__Dataset extract__:

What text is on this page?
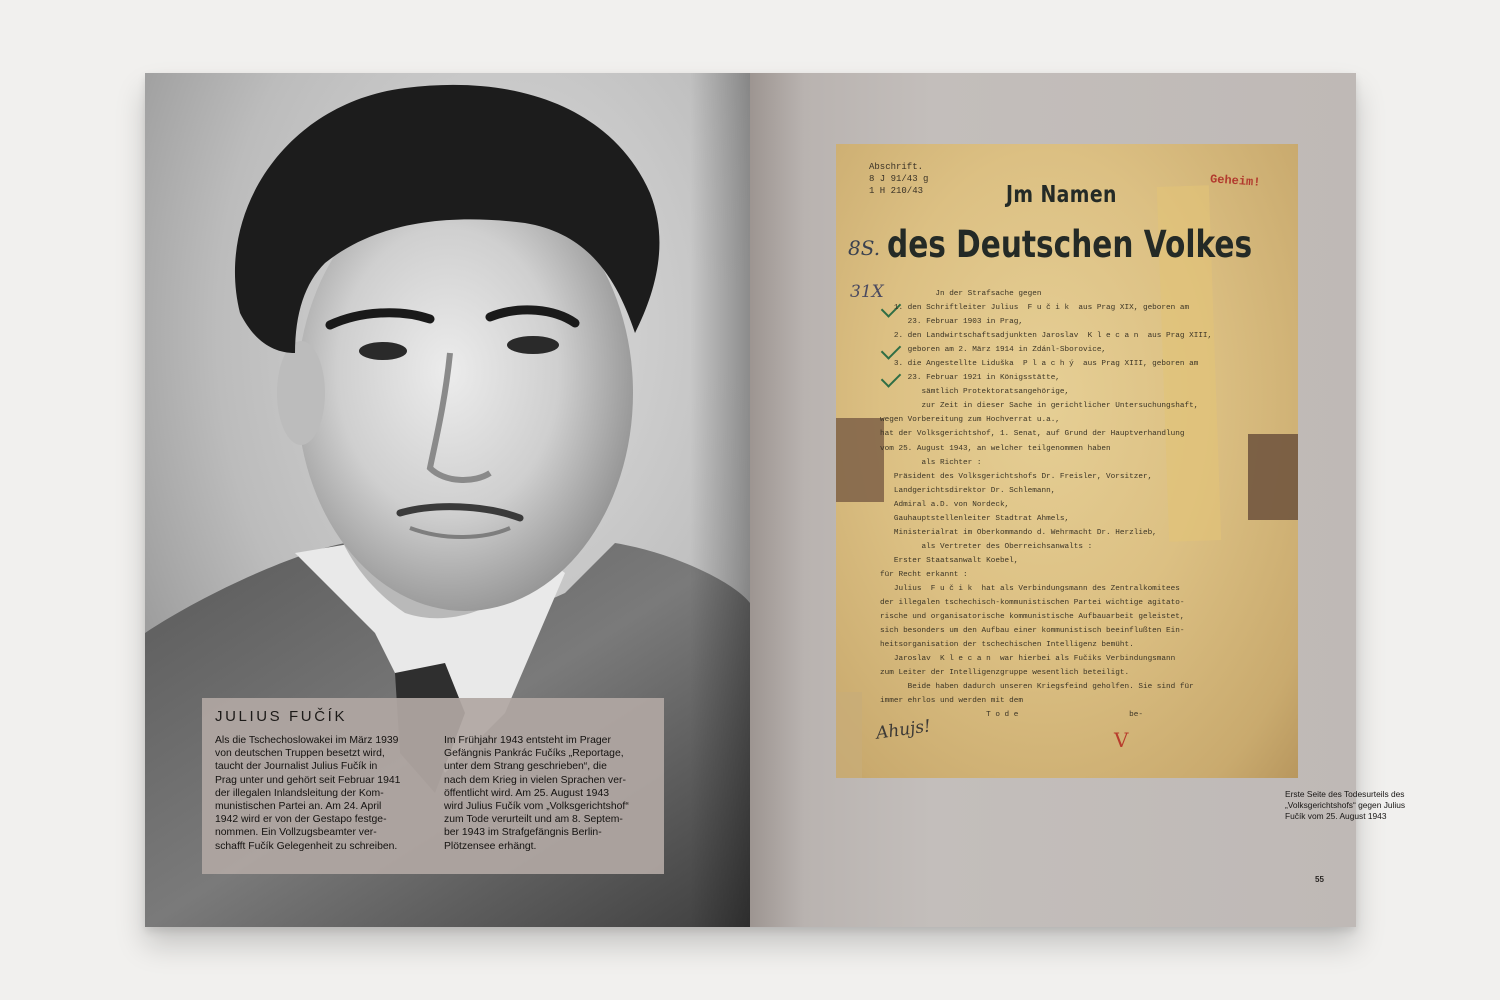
JULIUS FUČÍK
Als die Tschechoslowakei im März 1939
von deutschen Truppen besetzt wird,
taucht der Journalist Julius Fučík in
Prag unter und gehört seit Februar 1941
der illegalen Inlandsleitung der Kom-
munistischen Partei an. Am 24. April
1942 wird er von der Gestapo festge-
nommen. Ein Vollzugsbeamter ver-
schafft Fučík Gelegenheit zu schreiben.
Im Frühjahr 1943 entsteht im Prager
Gefängnis Pankrác Fučíks „Reportage,
unter dem Strang geschrieben“, die
nach dem Krieg in vielen Sprachen ver-
öffentlicht wird. Am 25. August 1943
wird Julius Fučík vom „Volksgerichtshof“
zum Tode verurteilt und am 8. Septem-
ber 1943 im Strafgefängnis Berlin-
Plötzensee erhängt.
Abschrift.
8 J 91/43 g
1 H 210/43
Geheim!
Jm Namen
des Deutschen Volkes
8S.
31X	Jn der Strafsache gegen
1. den Schriftleiter Julius  F u č i k  aus Prag XIX, geboren am
23. Februar 1903 in Prag,
2. den Landwirtschaftsadjunkten Jaroslav  K l e c a n  aus Prag XIII,
geboren am 2. März 1914 in Zdánl-Sborovice,
3. die Angestellte Liduška  P l a c h ý  aus Prag XIII, geboren am
23. Februar 1921 in Königsstätte,
sämtlich Protektoratsangehörige,
zur Zeit in dieser Sache in gerichtlicher Untersuchungshaft,
wegen Vorbereitung zum Hochverrat u.a.,
hat der Volksgerichtshof, 1. Senat, auf Grund der Hauptverhandlung
vom 25. August 1943, an welcher teilgenommen haben
als Richter :
Präsident des Volksgerichtshofs Dr. Freisler, Vorsitzer,
Landgerichtsdirektor Dr. Schlemann,
Admiral a.D. von Nordeck,
Gauhauptstellenleiter Stadtrat Ahmels,
Ministerialrat im Oberkommando d. Wehrmacht Dr. Herzlieb,
als Vertreter des Oberreichsanwalts :
Erster Staatsanwalt Koebel,
für Recht erkannt :
Julius  F u č i k  hat als Verbindungsmann des Zentralkomitees
der illegalen tschechisch-kommunistischen Partei wichtige agitato-
rische und organisatorische kommunistische Aufbauarbeit geleistet,
sich besonders um den Aufbau einer kommunistisch beeinflußten Ein-
heitsorganisation der tschechischen Intelligenz bemüht.
Jaroslav  K l e c a n  war hierbei als Fučiks Verbindungsmann
zum Leiter der Intelligenzgruppe wesentlich beteiligt.
Beide haben dadurch unseren Kriegsfeind geholfen. Sie sind für
immer ehrlos und werden mit dem
T o d e                        be-
Ahujs!	V
Erste Seite des Todesurteils des
„Volksgerichtshofs“ gegen Julius
Fučík vom 25. August 1943
55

__Aim of the task__:
Going through the records above, count the lines that hold "illegalen" and answer with the count alone.

__Reply__:
2